- **SHORT PROBLEM**
Could you switch each "table-ellipse" to "table-oval" in the entries starting at the first line and ending at the line containing "edge-imposm3-osm_aeroway_linestring_gen3 [94,49,206,261]", then give those lines back with nothing else changed?

--- BEGIN ---

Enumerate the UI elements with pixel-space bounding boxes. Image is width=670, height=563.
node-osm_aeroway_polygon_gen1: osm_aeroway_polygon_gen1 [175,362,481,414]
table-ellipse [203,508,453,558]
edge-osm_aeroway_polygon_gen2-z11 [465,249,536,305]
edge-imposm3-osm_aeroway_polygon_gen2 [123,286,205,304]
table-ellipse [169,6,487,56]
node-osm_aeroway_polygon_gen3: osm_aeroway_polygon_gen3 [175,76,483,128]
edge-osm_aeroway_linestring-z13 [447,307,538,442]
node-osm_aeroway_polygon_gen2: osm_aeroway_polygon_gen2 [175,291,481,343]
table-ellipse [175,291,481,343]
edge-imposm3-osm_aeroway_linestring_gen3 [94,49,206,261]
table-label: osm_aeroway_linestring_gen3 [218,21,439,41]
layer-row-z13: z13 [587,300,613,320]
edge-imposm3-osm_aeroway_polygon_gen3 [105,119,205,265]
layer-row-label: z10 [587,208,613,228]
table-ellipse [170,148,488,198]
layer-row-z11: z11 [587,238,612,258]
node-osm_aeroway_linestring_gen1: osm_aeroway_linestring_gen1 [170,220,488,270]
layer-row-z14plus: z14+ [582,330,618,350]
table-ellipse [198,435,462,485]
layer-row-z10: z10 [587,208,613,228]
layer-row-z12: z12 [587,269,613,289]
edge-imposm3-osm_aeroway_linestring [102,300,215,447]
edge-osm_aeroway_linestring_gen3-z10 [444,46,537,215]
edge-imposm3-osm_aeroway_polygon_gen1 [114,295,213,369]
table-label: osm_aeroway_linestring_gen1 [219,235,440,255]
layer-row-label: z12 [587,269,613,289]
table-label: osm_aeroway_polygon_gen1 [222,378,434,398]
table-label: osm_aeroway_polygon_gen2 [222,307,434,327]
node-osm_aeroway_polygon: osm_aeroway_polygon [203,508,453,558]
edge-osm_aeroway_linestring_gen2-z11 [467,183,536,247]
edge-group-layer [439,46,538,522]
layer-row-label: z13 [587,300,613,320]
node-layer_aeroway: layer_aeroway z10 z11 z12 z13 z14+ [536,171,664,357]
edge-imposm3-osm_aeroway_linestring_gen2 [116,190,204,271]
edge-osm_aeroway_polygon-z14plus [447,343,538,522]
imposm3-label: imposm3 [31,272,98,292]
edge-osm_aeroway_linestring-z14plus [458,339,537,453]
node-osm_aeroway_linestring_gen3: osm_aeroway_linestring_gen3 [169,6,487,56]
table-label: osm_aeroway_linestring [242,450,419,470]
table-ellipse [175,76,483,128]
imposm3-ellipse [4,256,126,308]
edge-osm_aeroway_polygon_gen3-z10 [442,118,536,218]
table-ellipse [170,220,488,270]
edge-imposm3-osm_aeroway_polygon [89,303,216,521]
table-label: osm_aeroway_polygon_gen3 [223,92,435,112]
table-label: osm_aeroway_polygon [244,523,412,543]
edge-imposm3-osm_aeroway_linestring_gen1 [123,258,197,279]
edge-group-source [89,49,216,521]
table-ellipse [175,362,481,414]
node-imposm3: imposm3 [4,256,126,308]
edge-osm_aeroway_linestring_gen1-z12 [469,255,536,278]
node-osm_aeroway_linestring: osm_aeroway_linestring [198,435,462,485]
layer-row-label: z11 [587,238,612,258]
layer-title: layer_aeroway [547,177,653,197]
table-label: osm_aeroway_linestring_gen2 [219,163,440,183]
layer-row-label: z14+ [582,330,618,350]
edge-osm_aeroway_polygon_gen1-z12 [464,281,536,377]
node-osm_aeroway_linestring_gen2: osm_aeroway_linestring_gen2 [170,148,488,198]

--- END ---

- **RESPONSE**
Enumerate the UI elements with pixel-space bounding boxes. Image is width=670, height=563.
node-osm_aeroway_polygon_gen1: osm_aeroway_polygon_gen1 [175,362,481,414]
table-oval [203,508,453,558]
edge-osm_aeroway_polygon_gen2-z11 [465,249,536,305]
edge-imposm3-osm_aeroway_polygon_gen2 [123,286,205,304]
table-oval [169,6,487,56]
node-osm_aeroway_polygon_gen3: osm_aeroway_polygon_gen3 [175,76,483,128]
edge-osm_aeroway_linestring-z13 [447,307,538,442]
node-osm_aeroway_polygon_gen2: osm_aeroway_polygon_gen2 [175,291,481,343]
table-oval [175,291,481,343]
edge-imposm3-osm_aeroway_linestring_gen3 [94,49,206,261]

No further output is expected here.